PROBLEM TO WORK ON:
All of the entries must be reproduced exactly, with no images carried over.

— START RECORD EXTRACTS —

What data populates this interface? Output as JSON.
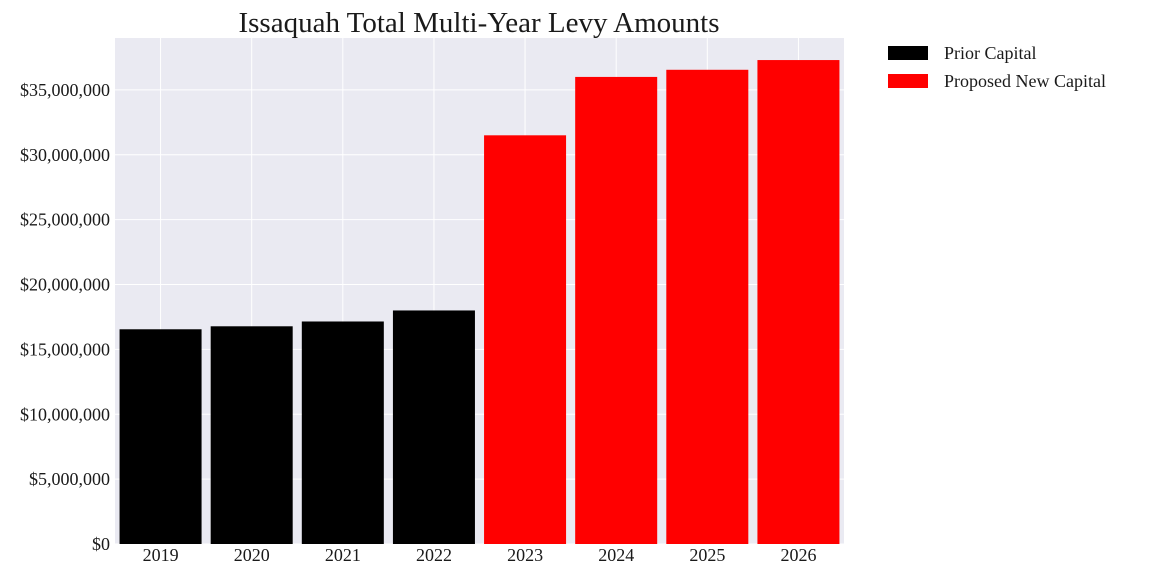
{
  "chart_data": {
    "type": "bar",
    "title": "Issaquah Total Multi-Year Levy Amounts",
    "xlabel": "",
    "ylabel": "",
    "categories": [
      "2019",
      "2020",
      "2021",
      "2022",
      "2023",
      "2024",
      "2025",
      "2026"
    ],
    "series": [
      {
        "name": "Prior Capital",
        "color": "#000000",
        "values": [
          16550000,
          16780000,
          17150000,
          18000000,
          null,
          null,
          null,
          null
        ]
      },
      {
        "name": "Proposed New Capital",
        "color": "#ff0000",
        "values": [
          null,
          null,
          null,
          null,
          31500000,
          36000000,
          36550000,
          37300000
        ]
      }
    ],
    "ylim": [
      0,
      39000000
    ],
    "yticks": [
      0,
      5000000,
      10000000,
      15000000,
      20000000,
      25000000,
      30000000,
      35000000
    ],
    "ytick_labels": [
      "$0",
      "$5,000,000",
      "$10,000,000",
      "$15,000,000",
      "$20,000,000",
      "$25,000,000",
      "$30,000,000",
      "$35,000,000"
    ],
    "grid": true,
    "legend_position": "outside-top-right",
    "background_color": "#eaeaf2",
    "grid_color": "#ffffff"
  }
}
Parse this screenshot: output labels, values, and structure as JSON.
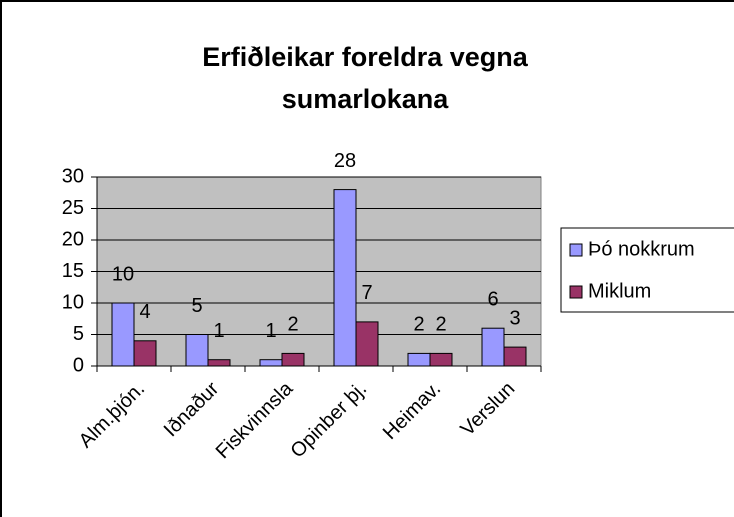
{
  "chart_data": {
    "type": "bar",
    "title": "Erfiðleikar foreldra vegna sumarlokana",
    "categories": [
      "Alm.þjón.",
      "Iðnaður",
      "Fiskvinnsla",
      "Opinber þj.",
      "Heimav.",
      "Verslun"
    ],
    "series": [
      {
        "name": "Þó nokkrum",
        "color": "#9999ff",
        "values": [
          10,
          5,
          1,
          28,
          2,
          6
        ]
      },
      {
        "name": "Miklum",
        "color": "#993366",
        "values": [
          4,
          1,
          2,
          7,
          2,
          3
        ]
      }
    ],
    "ylim": [
      0,
      30
    ],
    "yticks": [
      0,
      5,
      10,
      15,
      20,
      25,
      30
    ],
    "grid": true,
    "legend": "right"
  }
}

— END RECORD EXTRACTS —

ANSWER BELOW:
What data populates this interface? Output as JSON.
{
  "chart_data": {
    "type": "bar",
    "title": "Issaquah Total Multi-Year Levy Amounts",
    "xlabel": "",
    "ylabel": "",
    "categories": [
      "2019",
      "2020",
      "2021",
      "2022",
      "2023",
      "2024",
      "2025",
      "2026"
    ],
    "series": [
      {
        "name": "Prior Capital",
        "color": "#000000",
        "values": [
          16550000,
          16780000,
          17150000,
          18000000,
          null,
          null,
          null,
          null
        ]
      },
      {
        "name": "Proposed New Capital",
        "color": "#ff0000",
        "values": [
          null,
          null,
          null,
          null,
          31500000,
          36000000,
          36550000,
          37300000
        ]
      }
    ],
    "ylim": [
      0,
      39000000
    ],
    "yticks": [
      0,
      5000000,
      10000000,
      15000000,
      20000000,
      25000000,
      30000000,
      35000000
    ],
    "ytick_labels": [
      "$0",
      "$5,000,000",
      "$10,000,000",
      "$15,000,000",
      "$20,000,000",
      "$25,000,000",
      "$30,000,000",
      "$35,000,000"
    ],
    "grid": true,
    "legend_position": "outside-top-right",
    "background_color": "#eaeaf2",
    "grid_color": "#ffffff"
  }
}
Parse this screenshot: output labels, values, and structure as JSON.
{
  "chart_data": {
    "type": "bar",
    "title": "Erfiðleikar foreldra vegna sumarlokana",
    "categories": [
      "Alm.þjón.",
      "Iðnaður",
      "Fiskvinnsla",
      "Opinber þj.",
      "Heimav.",
      "Verslun"
    ],
    "series": [
      {
        "name": "Þó nokkrum",
        "color": "#9999ff",
        "values": [
          10,
          5,
          1,
          28,
          2,
          6
        ]
      },
      {
        "name": "Miklum",
        "color": "#993366",
        "values": [
          4,
          1,
          2,
          7,
          2,
          3
        ]
      }
    ],
    "ylim": [
      0,
      30
    ],
    "yticks": [
      0,
      5,
      10,
      15,
      20,
      25,
      30
    ],
    "grid": true,
    "legend": "right"
  }
}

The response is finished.